WORK TO BE COMPLETED:
Locate the string "Santa" in the listing below. Copy every line where it is found.

ITEMS:
— Start —

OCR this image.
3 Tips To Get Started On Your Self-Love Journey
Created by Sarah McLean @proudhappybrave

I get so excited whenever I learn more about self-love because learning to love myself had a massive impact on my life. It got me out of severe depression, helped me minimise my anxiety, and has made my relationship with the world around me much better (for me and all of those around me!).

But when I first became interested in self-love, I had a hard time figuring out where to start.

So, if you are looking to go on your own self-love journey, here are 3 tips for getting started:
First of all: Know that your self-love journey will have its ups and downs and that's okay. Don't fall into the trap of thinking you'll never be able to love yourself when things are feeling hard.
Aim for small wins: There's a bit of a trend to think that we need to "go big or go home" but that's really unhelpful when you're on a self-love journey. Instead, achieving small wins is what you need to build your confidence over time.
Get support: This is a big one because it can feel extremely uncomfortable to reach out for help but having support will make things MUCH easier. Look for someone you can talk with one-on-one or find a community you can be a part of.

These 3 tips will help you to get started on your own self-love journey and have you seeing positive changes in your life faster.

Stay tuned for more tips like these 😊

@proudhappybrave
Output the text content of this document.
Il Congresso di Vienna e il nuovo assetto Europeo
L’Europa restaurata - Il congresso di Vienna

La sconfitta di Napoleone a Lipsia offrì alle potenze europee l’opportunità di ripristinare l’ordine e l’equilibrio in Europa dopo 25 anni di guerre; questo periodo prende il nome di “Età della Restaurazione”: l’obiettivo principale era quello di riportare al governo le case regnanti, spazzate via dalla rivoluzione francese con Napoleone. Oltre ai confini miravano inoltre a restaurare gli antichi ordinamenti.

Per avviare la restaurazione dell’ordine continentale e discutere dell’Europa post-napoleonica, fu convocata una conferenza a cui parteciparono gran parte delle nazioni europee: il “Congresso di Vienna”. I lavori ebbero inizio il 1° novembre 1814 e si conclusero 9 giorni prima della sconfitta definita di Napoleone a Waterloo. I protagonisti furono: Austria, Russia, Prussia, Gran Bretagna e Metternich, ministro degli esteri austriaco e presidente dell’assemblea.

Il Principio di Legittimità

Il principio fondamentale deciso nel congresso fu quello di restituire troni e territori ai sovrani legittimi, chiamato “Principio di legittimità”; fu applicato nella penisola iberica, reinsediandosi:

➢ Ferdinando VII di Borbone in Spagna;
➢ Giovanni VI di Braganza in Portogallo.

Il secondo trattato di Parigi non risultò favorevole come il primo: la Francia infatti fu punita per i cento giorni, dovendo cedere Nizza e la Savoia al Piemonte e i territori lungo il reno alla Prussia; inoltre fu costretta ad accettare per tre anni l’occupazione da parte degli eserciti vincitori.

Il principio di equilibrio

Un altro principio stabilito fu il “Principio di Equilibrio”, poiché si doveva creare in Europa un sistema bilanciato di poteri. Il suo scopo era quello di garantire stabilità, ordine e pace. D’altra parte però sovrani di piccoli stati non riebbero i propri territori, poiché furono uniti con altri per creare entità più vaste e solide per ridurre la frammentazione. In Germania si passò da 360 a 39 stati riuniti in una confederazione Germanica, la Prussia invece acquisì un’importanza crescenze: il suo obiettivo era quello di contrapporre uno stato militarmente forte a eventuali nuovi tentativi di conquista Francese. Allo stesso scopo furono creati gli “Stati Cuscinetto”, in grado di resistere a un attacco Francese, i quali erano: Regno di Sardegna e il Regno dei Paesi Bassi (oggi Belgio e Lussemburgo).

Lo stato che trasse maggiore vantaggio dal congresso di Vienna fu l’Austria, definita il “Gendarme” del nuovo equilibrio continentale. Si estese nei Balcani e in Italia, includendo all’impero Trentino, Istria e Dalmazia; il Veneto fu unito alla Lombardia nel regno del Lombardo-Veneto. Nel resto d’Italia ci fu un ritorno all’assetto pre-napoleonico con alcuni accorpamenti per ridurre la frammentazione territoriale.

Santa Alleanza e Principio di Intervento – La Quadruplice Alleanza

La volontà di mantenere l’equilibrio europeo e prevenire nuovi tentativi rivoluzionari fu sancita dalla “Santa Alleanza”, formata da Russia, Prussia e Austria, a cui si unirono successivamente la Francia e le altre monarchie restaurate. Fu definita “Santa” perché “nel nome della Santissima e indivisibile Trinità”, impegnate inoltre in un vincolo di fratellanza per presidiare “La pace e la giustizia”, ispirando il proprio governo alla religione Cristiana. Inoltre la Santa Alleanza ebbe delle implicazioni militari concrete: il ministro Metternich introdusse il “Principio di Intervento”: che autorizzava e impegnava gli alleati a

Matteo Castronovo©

— End —

WRITTEN ANSWER:
Santa Alleanza e Principio di Intervento – La Quadruplice Alleanza
La volontà di mantenere l’equilibrio europeo e prevenire nuovi tentativi rivoluzionari fu sancita dalla “Santa Alleanza”, formata da Russia, Prussia e Austria, a cui si unirono successivamente la Francia e le altre monarchie restaurate. Fu definita “Santa” perché “nel nome della Santissima e indivisibile Trinità”, impegnate inoltre in un vincolo di fratellanza per presidiare “La pace e la giustizia”, ispirando il proprio governo alla religione Cristiana. Inoltre la Santa Alleanza ebbe delle implicazioni militari concrete: il ministro Metternich introdusse il “Principio di Intervento”: che autorizzava e impegnava gli alleati a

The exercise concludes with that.